Dataset entries on figures
------------------------------
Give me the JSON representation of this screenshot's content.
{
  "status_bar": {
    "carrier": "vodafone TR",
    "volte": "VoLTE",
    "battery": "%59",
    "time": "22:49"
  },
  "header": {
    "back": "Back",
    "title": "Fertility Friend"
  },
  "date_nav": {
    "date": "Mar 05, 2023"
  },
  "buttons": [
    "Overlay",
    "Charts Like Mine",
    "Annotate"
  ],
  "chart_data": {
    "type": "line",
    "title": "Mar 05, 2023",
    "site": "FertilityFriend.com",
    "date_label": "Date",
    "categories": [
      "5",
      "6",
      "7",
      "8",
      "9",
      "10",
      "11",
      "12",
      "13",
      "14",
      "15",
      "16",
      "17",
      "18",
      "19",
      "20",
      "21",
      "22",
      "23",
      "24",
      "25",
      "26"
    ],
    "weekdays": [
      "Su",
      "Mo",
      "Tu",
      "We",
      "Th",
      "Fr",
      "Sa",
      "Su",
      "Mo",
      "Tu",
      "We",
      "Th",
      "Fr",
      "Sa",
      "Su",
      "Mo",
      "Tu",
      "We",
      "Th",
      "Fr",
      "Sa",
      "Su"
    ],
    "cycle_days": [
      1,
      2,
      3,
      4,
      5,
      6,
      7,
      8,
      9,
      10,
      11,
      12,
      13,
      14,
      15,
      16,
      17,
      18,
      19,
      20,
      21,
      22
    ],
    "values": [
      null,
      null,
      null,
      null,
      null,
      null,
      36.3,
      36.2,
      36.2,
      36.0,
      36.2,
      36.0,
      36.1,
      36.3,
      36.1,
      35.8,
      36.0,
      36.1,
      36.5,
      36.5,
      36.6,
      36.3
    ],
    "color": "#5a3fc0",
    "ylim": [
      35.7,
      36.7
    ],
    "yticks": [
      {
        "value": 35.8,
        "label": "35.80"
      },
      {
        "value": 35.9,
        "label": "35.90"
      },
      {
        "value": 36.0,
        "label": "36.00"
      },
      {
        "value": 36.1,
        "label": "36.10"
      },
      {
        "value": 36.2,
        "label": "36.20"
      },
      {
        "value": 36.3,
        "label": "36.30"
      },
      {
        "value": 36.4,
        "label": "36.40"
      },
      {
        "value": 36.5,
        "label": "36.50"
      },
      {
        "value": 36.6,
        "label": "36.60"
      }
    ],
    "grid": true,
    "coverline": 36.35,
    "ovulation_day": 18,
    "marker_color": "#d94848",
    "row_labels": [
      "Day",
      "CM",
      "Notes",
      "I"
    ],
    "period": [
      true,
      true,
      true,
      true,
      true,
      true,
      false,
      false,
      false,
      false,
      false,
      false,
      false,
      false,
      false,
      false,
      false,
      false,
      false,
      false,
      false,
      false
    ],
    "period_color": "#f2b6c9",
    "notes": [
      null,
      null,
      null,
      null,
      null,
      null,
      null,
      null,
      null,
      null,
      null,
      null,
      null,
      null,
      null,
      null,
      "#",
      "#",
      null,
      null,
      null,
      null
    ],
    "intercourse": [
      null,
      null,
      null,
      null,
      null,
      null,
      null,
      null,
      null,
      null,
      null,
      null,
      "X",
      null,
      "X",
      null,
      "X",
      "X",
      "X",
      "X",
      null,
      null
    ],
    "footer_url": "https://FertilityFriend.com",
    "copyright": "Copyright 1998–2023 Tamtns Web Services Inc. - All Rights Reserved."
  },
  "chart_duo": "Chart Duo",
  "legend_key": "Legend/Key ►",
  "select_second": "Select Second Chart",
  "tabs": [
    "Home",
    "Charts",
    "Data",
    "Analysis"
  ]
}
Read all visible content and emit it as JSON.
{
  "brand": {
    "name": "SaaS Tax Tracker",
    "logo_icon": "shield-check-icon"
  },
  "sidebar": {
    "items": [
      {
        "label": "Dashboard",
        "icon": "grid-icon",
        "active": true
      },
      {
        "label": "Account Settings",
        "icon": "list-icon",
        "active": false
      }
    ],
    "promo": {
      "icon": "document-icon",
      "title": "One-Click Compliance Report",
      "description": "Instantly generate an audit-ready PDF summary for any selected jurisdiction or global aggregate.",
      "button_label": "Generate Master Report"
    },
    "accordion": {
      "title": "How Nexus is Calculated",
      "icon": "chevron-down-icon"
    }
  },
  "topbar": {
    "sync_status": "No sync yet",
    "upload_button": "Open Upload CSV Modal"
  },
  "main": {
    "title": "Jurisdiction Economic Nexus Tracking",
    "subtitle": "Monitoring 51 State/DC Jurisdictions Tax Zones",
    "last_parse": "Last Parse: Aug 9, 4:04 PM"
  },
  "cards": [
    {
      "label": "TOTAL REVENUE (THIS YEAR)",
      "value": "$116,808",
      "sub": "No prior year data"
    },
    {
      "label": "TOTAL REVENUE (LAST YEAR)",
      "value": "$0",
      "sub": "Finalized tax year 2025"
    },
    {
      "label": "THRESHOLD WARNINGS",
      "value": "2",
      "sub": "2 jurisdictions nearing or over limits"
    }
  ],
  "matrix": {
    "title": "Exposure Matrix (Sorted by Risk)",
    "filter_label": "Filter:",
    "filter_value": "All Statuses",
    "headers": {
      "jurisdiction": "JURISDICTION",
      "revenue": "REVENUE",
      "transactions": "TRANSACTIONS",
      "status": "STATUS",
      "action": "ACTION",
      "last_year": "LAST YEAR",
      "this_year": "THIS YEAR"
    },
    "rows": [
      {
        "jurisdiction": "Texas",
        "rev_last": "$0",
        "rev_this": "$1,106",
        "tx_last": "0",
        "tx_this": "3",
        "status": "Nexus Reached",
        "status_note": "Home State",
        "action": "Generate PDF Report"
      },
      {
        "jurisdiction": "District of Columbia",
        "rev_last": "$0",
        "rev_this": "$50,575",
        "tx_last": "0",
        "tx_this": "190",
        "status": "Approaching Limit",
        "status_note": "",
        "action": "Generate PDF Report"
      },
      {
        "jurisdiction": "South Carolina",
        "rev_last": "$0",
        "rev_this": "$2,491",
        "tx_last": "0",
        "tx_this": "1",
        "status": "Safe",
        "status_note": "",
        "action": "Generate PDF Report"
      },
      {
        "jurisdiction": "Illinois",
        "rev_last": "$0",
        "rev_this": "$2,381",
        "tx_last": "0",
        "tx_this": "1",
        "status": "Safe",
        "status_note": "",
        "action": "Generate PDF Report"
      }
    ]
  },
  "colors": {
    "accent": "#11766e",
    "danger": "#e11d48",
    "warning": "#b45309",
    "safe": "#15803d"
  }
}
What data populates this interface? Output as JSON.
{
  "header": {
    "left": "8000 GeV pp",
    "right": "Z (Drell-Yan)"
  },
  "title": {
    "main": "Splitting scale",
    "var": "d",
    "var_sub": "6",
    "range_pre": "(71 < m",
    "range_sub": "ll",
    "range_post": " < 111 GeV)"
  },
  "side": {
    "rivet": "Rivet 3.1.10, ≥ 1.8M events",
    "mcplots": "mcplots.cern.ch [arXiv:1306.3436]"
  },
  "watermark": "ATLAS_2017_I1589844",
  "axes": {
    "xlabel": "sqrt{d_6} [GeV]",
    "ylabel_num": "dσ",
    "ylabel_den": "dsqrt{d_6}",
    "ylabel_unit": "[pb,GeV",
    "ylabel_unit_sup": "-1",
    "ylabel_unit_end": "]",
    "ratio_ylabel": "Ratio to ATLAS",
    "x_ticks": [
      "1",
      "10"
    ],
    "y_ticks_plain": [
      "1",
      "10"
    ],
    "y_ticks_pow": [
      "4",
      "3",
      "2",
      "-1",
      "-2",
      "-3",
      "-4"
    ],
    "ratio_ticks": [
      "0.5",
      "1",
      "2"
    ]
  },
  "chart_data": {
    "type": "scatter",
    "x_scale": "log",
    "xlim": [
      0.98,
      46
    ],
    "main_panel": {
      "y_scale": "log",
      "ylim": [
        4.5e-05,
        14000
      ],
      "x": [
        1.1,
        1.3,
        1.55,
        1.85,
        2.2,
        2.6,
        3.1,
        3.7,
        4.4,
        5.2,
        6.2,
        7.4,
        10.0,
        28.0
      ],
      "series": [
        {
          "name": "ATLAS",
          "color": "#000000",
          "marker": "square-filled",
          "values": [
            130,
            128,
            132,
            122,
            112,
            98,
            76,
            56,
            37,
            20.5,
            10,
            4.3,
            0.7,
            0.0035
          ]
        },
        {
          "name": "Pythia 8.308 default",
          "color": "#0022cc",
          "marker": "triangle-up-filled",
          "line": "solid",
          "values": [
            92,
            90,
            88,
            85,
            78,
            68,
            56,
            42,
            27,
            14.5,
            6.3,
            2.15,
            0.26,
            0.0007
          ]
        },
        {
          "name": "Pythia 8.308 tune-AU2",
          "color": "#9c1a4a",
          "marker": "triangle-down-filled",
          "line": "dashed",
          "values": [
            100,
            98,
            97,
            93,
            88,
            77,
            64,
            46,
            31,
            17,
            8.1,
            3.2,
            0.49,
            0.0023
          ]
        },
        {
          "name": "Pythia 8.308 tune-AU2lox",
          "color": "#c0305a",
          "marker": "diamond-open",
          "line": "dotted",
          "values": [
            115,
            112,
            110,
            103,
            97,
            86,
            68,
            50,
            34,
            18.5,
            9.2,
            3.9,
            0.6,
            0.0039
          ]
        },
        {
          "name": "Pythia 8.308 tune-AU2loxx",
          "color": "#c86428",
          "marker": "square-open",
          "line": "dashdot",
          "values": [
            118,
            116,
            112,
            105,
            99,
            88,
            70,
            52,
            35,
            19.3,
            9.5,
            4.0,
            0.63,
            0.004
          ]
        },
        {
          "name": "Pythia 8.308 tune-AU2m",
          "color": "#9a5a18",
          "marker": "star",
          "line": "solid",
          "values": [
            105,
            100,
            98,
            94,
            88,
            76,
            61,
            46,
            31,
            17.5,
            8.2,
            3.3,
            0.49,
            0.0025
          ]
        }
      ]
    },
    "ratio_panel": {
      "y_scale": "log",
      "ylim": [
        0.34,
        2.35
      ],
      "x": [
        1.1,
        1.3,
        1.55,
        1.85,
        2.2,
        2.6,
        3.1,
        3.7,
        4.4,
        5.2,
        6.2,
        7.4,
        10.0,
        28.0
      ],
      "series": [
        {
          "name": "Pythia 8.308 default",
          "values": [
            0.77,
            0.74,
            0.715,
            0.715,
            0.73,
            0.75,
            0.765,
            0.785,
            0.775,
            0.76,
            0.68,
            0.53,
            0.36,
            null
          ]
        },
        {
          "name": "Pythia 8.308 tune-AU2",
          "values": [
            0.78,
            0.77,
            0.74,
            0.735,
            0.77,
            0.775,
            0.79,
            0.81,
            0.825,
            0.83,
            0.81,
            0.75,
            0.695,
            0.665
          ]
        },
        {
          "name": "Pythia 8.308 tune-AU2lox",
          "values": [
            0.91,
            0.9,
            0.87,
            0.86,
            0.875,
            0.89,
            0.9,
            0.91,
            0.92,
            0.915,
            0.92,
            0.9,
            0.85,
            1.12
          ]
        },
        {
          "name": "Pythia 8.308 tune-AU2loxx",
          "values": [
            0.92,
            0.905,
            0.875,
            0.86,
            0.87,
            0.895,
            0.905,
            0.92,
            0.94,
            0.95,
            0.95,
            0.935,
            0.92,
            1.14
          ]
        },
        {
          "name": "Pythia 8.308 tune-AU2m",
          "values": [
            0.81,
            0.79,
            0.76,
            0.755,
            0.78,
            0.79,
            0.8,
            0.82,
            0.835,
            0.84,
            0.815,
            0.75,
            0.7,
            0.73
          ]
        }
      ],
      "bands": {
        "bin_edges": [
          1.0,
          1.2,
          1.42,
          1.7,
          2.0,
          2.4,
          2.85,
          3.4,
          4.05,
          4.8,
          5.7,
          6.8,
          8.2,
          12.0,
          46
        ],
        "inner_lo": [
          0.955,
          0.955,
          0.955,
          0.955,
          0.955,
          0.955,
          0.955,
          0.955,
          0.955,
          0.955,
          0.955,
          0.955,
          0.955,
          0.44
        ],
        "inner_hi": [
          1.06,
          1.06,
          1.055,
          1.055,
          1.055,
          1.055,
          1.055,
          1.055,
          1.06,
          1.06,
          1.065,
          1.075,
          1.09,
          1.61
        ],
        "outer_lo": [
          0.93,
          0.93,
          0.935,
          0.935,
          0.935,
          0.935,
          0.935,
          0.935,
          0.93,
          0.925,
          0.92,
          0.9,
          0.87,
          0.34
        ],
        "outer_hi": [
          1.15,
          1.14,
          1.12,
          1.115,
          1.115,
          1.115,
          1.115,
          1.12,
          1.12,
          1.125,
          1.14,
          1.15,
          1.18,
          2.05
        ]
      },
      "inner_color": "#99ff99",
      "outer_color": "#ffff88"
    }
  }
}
------------------------------
▶ Work instructions:
Gather each line from the entries above that includes the word "FertilityFriend".

▶ Expected answer:
    "site": "FertilityFriend.com",
    "footer_url": "https://FertilityFriend.com",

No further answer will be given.